(Bandung – Notarynews) Program Magister Kenotariatan Universitas Padjadjaran (Unpad) bersama Ikatan Alumni Notaris (IKANO) Unpad, Ikatan Mahasiswa Notariat (IMNO) Unpad, dan Kantor Wilayah Kementerian Hukum dan HAM Provinsi Jawa Barat menggelar Studium Generale bertema “Akselerasi Ekonomi Kreatif: Peran Notaris dalam Skema Pembiayaan dan Komersialisasi Kekayaan Intelektual”, Senin (6/10), di Auditorium Mochtar Kusumaatmadja, Fakultas Hukum Unpad, Bandung.
Acara yang dihadiri ratusan peserta dari kalangan akademisi, Notaris, dan praktisi hukum serta kalangan perbankan ini menghadirkan Direktur Jenderal Kekayaan Intelektual Kementerian Hukum dan HAM Republik Indonesia, Ir. Razilu, M.Si., CGCAE, sebagai pembicara utama.

Dalam paparannya, Razilu menegaskan bahwa dasar hukum mengenai Kekayaan Intelektual (KI) sebagai objek jaminan fidusia sebenarnya telah lama diatur dalam Undang-Undang Hak Cipta. Namun implementasinya tersendat karena tidak adanya aturan pelaksana yang bersifat teknis.
“Norma mengenai hak cipta sebagai objek jaminan fidusia sesungguhnya telah tercantum dalam undang-undang. Kendalanya adalah kekosongan peraturan yang bersifat implementatif,” ujar Razilu.
Menurutnya, kekosongan hukum tersebut kini terjawab dengan diterbitkannya Peraturan Otoritas Jasa Keuangan (POJK) Nomor 19 Tahun 2025, yang menjadi payung hukum definitif bagi pengakuan kekayaan intelektual sebagai agunan oleh lembaga keuangan. Bank-bank milik negara yang tergabung dalam Himpunan Bank Milik Negara (Himbara) bahkan tengah menyiapkan pedoman teknis operasional untuk merealisasikan skema pembiayaan inovatif ini.
Lembaga Valuasi di Bawah Kemenparekraf
Menariknya, dalam perkembangan terkini, bahwa salah satu aspek krusial dalam mekanisme ini adalah proses valuasi atau penentuan nilai ekonomis dari aset tak berwujud. Razilu menjelaskan bahwa kewenangan untuk melakukan penilaian terhadap kekayaan intelektual kini berada di bawah Kementerian Pariwisata dan Ekonomi Kreatif (Kemenparekraf).

§ **KETENTUAN TUGAS**
Menurut teks berita, peraturan apa yang kini menjadi payung hukum bagi pengakuan kekayaan intelektual sebagai agunan oleh lembaga keuangan? Baris-baris data di bawah ini adalah bahan tersendiri, terpisah dari teks berita.

§ **BARIS DATA MENTAH**

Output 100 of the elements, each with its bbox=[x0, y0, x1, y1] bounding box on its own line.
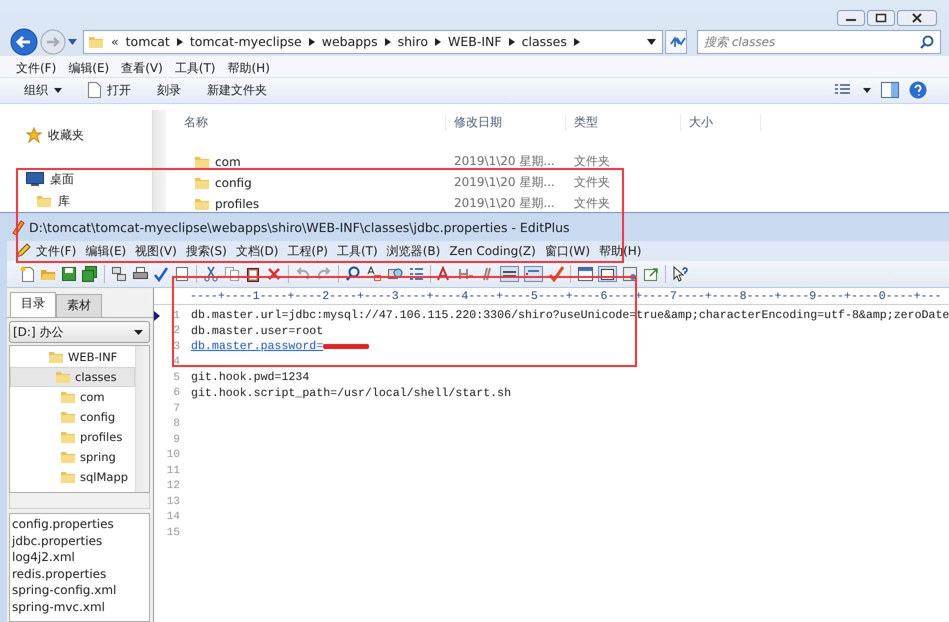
breadcrumb-item[interactable]: shiro bbox=[398, 34, 428, 50]
toolbar-button[interactable]: 组织 bbox=[16, 80, 70, 101]
magnifier-icon[interactable] bbox=[345, 266, 361, 282]
scrollbar[interactable] bbox=[135, 346, 149, 492]
breadcrumb-arrow-icon[interactable] bbox=[176, 38, 183, 46]
file-list-item[interactable]: log4j2.xml bbox=[12, 549, 149, 566]
menu-item[interactable]: 文件(F) bbox=[12, 60, 60, 77]
menu-item[interactable]: 帮助(H) bbox=[595, 242, 646, 260]
toolbar-button[interactable]: 打开 bbox=[80, 80, 139, 101]
dropdown-caret-icon[interactable] bbox=[647, 38, 656, 45]
date-cell-text: 2019\1\20 星期... bbox=[453, 195, 556, 212]
search-icon[interactable] bbox=[920, 34, 934, 49]
column-header[interactable]: 类型 bbox=[566, 114, 681, 130]
tree-item[interactable]: spring bbox=[10, 447, 135, 467]
delete-icon[interactable] bbox=[266, 266, 282, 282]
breadcrumb-arrow-icon[interactable] bbox=[435, 38, 442, 46]
file-name[interactable]: config bbox=[215, 176, 252, 190]
breadcrumb-arrow-icon[interactable] bbox=[574, 38, 580, 46]
address-bar[interactable]: « tomcat tomcat-myeclipse webapps shiro WEB-INF classes bbox=[83, 30, 663, 54]
menu-item[interactable]: 编辑(E) bbox=[64, 60, 114, 77]
save-icon[interactable] bbox=[61, 266, 77, 282]
file-name[interactable]: profiles bbox=[215, 196, 260, 210]
menu-item[interactable]: 工具(T) bbox=[333, 242, 382, 260]
help-icon[interactable] bbox=[909, 81, 927, 100]
column-header[interactable]: 名称 bbox=[176, 114, 446, 130]
scrollbar[interactable] bbox=[152, 110, 166, 214]
help-cursor-icon[interactable] bbox=[672, 266, 688, 282]
minimize-icon[interactable] bbox=[837, 10, 865, 26]
code-text: git.hook.pwd=1234 bbox=[191, 371, 310, 384]
breadcrumb-arrow-icon[interactable] bbox=[384, 38, 391, 46]
spellcheck-icon[interactable] bbox=[153, 266, 169, 282]
tree-item[interactable]: profiles bbox=[10, 427, 135, 447]
file-list-item[interactable]: jdbc.properties bbox=[12, 532, 149, 549]
menu-item[interactable]: 窗口(W) bbox=[540, 242, 594, 260]
breadcrumb-item[interactable]: tomcat bbox=[126, 34, 170, 50]
tree-item[interactable]: com bbox=[10, 387, 135, 407]
menu-item[interactable]: 文件(F) bbox=[32, 242, 80, 260]
file-list-item[interactable]: spring-mvc.xml bbox=[12, 598, 149, 615]
tree-item[interactable]: sqlMapp bbox=[10, 467, 135, 487]
folder-icon bbox=[36, 193, 52, 209]
breadcrumb-arrow-icon[interactable] bbox=[508, 38, 515, 46]
find-files-icon[interactable] bbox=[387, 266, 403, 282]
copy-icon[interactable] bbox=[224, 266, 240, 282]
column-header[interactable]: 大小 bbox=[681, 114, 761, 130]
breadcrumb-item[interactable]: WEB-INF bbox=[448, 34, 502, 50]
network-icon[interactable] bbox=[111, 266, 127, 282]
printer-icon[interactable] bbox=[132, 266, 148, 282]
undo-icon[interactable] bbox=[295, 266, 311, 282]
search-field[interactable]: 搜索 classes bbox=[697, 30, 941, 54]
menu-item[interactable]: Zen Coding(Z) bbox=[445, 244, 540, 258]
tab[interactable]: 目录 bbox=[10, 292, 56, 317]
check-mark-icon[interactable] bbox=[548, 266, 564, 282]
folder-icon bbox=[60, 469, 76, 485]
close-icon[interactable] bbox=[897, 10, 937, 26]
redo-icon[interactable] bbox=[316, 266, 332, 282]
file-list-item[interactable]: redis.properties bbox=[12, 566, 149, 582]
column-header[interactable]: 修改日期 bbox=[446, 114, 566, 130]
link-text[interactable]: db.master.password= bbox=[191, 340, 324, 354]
menu-item[interactable]: 视图(V) bbox=[131, 242, 181, 260]
list-icon[interactable] bbox=[408, 266, 424, 282]
navigation-item[interactable]: 库 bbox=[58, 192, 70, 210]
tree-item[interactable]: config bbox=[10, 407, 135, 427]
breadcrumb-item[interactable]: classes bbox=[522, 34, 567, 50]
new-file-icon[interactable] bbox=[19, 266, 35, 282]
refresh-icon[interactable] bbox=[665, 30, 687, 54]
navigation-item[interactable]: 桌面 bbox=[50, 170, 74, 188]
pencil-icon bbox=[15, 243, 31, 259]
history-caret-icon[interactable] bbox=[68, 38, 77, 45]
navigation-item[interactable]: 收藏夹 bbox=[48, 126, 84, 144]
heading-icon[interactable] bbox=[458, 266, 474, 282]
overflow-chevron[interactable]: « bbox=[111, 34, 119, 50]
tree-item[interactable]: WEB-INF bbox=[10, 347, 135, 367]
breadcrumb-item[interactable]: tomcat-myeclipse bbox=[190, 34, 302, 50]
menu-item[interactable]: 帮助(H) bbox=[224, 60, 274, 77]
preview-pane-icon[interactable] bbox=[881, 82, 899, 98]
toolbar-button[interactable]: 刻录 bbox=[149, 80, 189, 101]
breadcrumb-item[interactable]: webapps bbox=[322, 34, 378, 50]
external-link-icon[interactable] bbox=[643, 266, 659, 282]
horizontal-scrollbar[interactable] bbox=[9, 493, 150, 509]
scissors-icon[interactable] bbox=[203, 266, 219, 282]
menu-item[interactable]: 搜索(S) bbox=[182, 242, 231, 260]
toolbar-button[interactable]: 新建文件夹 bbox=[199, 80, 275, 101]
file-name[interactable]: com bbox=[215, 154, 241, 168]
menu-item[interactable]: 浏览器(B) bbox=[382, 242, 444, 260]
file-list-item[interactable]: config.properties bbox=[12, 516, 149, 532]
menu-item[interactable]: 文档(D) bbox=[232, 242, 282, 260]
maximize-icon[interactable] bbox=[867, 10, 895, 26]
drive-dropdown[interactable]: [D:] 办公 bbox=[9, 321, 150, 343]
tree-item[interactable]: classes bbox=[10, 367, 135, 387]
breadcrumb-arrow-icon[interactable] bbox=[308, 38, 315, 46]
type-cell-text: 文件夹 bbox=[573, 195, 611, 212]
file-list-item[interactable]: spring-config.xml bbox=[12, 582, 149, 598]
save-all-icon[interactable] bbox=[82, 266, 98, 282]
replace-icon[interactable] bbox=[366, 266, 382, 282]
menu-item[interactable]: 工具(T) bbox=[170, 60, 220, 77]
tab[interactable]: 素材 bbox=[56, 294, 102, 317]
menu-item[interactable]: 编辑(E) bbox=[81, 242, 130, 260]
caret-icon[interactable] bbox=[863, 88, 871, 93]
menu-item[interactable]: 工程(P) bbox=[283, 242, 332, 260]
menu-item[interactable]: 查看(V) bbox=[117, 60, 167, 77]
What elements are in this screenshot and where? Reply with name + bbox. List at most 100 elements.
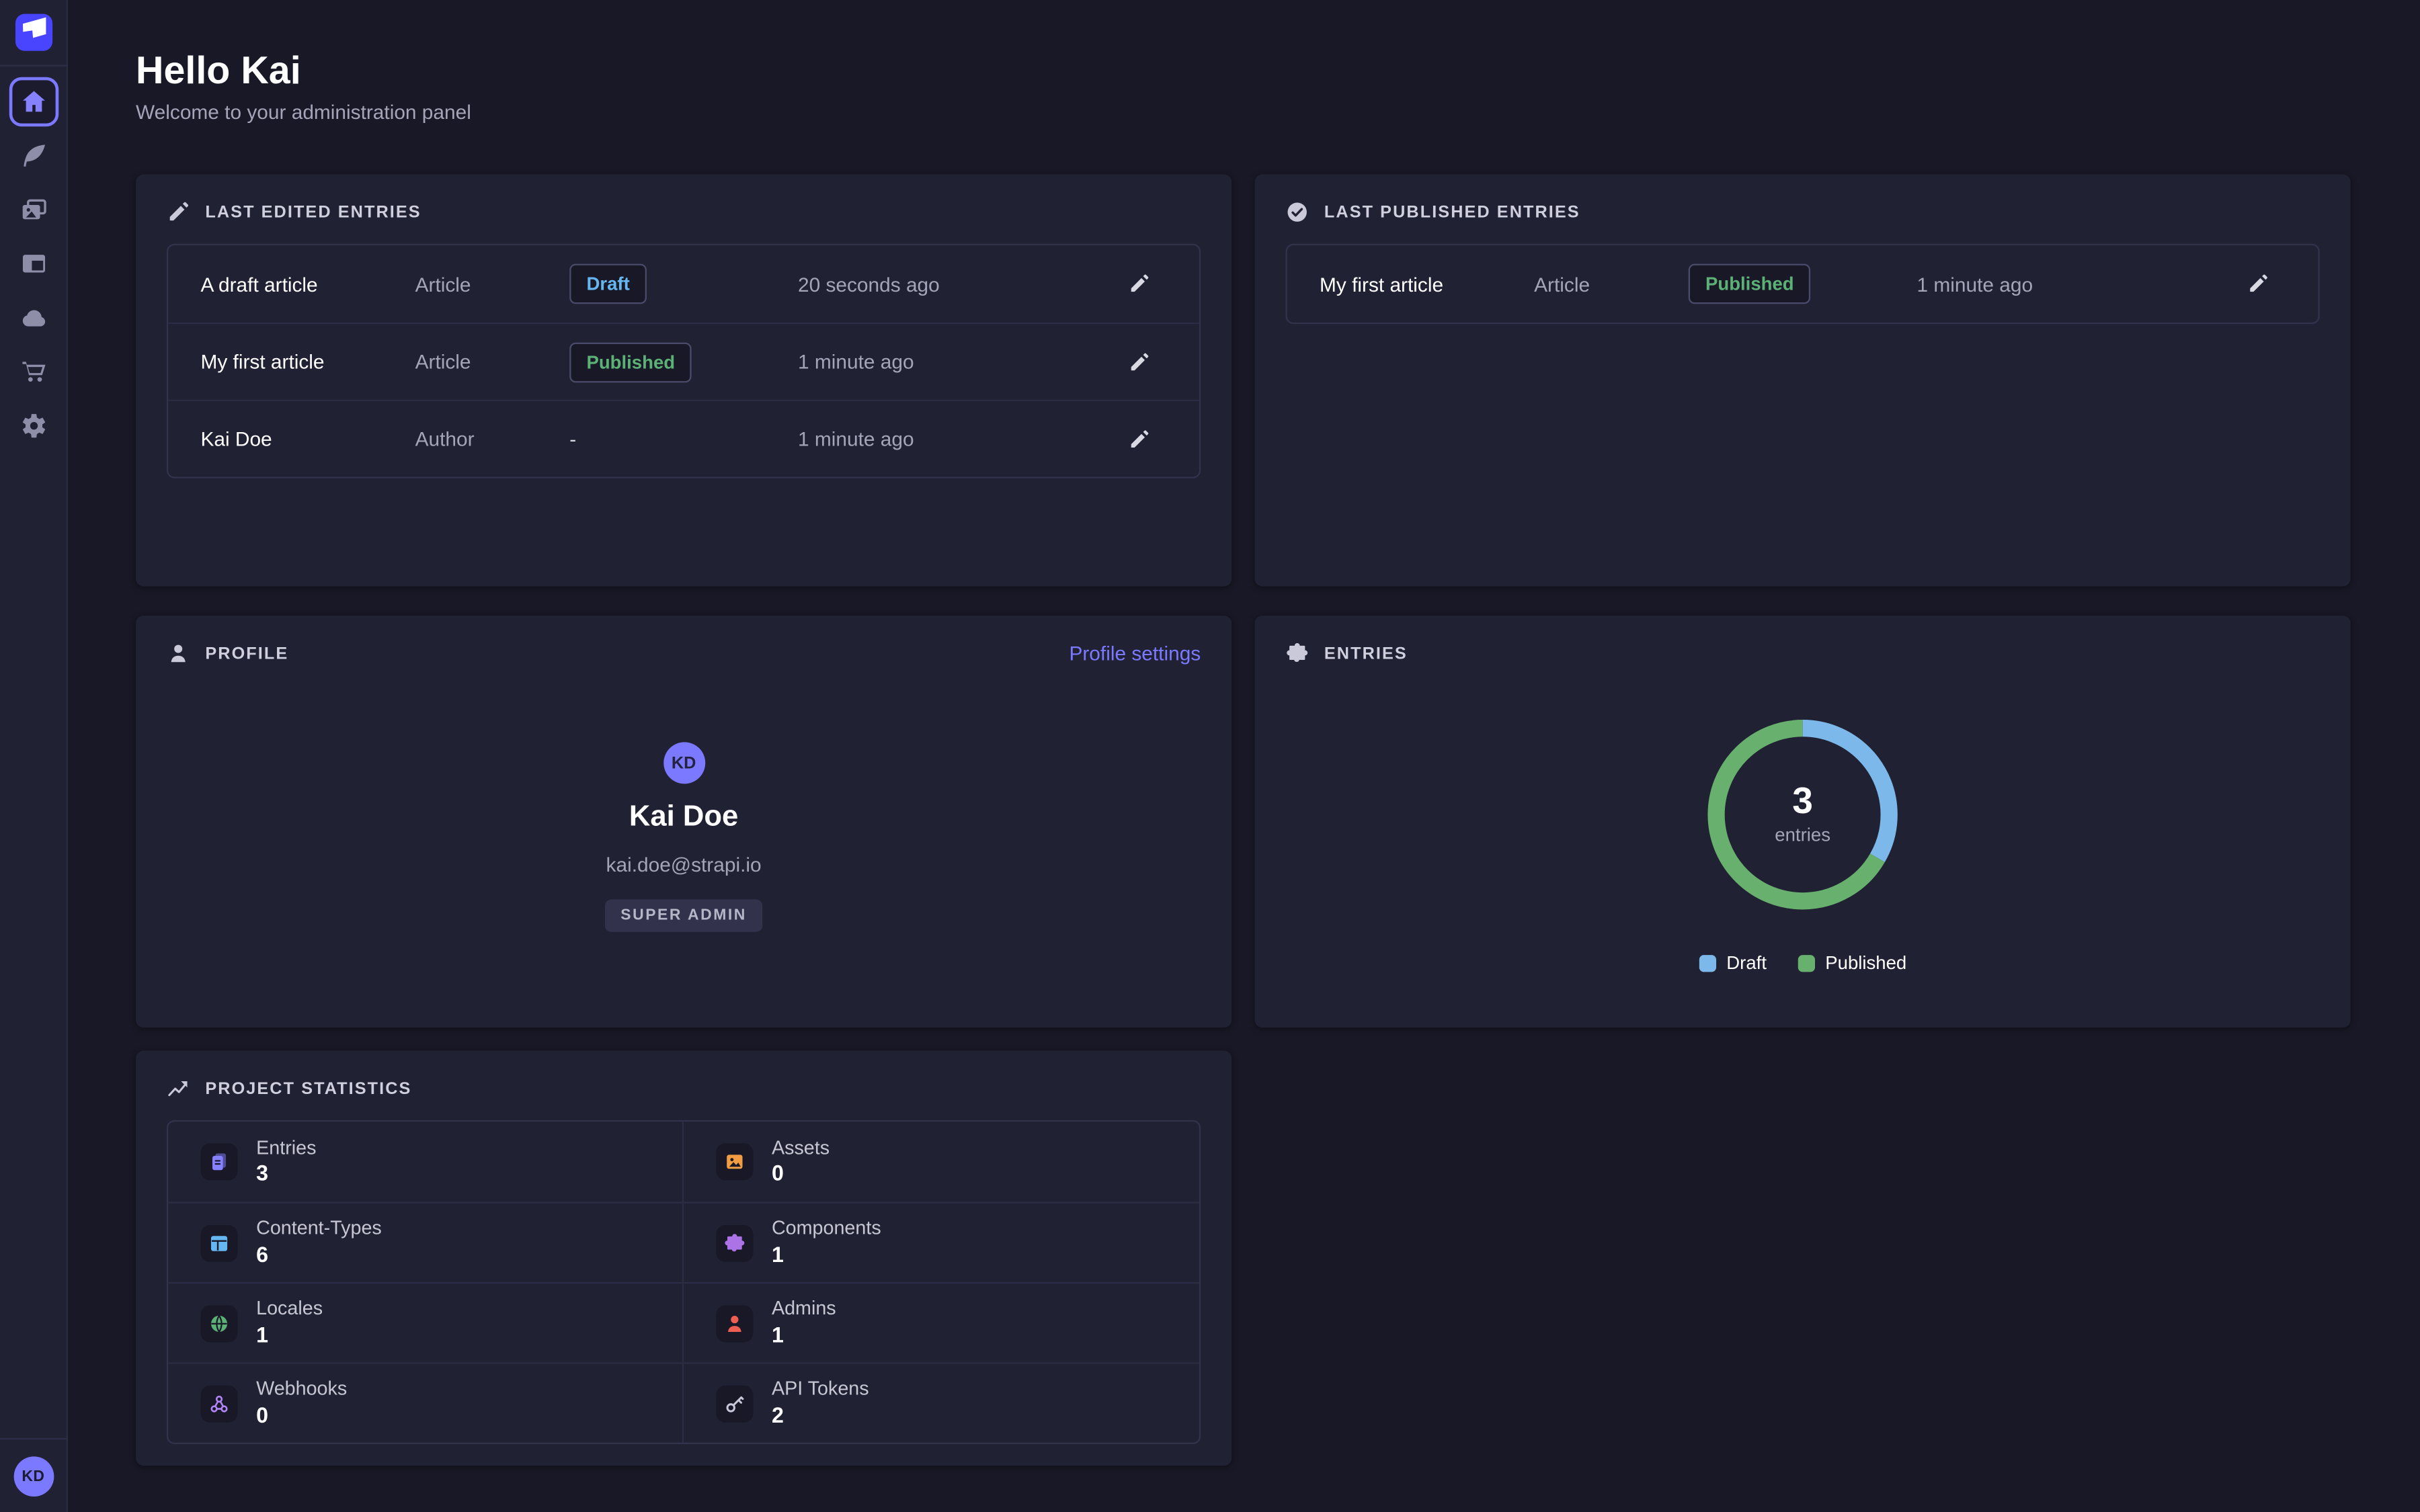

§ **JAWABAN TUGAS**
Peraturan Otoritas Jasa Keuangan (POJK) Nomor 19 Tahun 2025.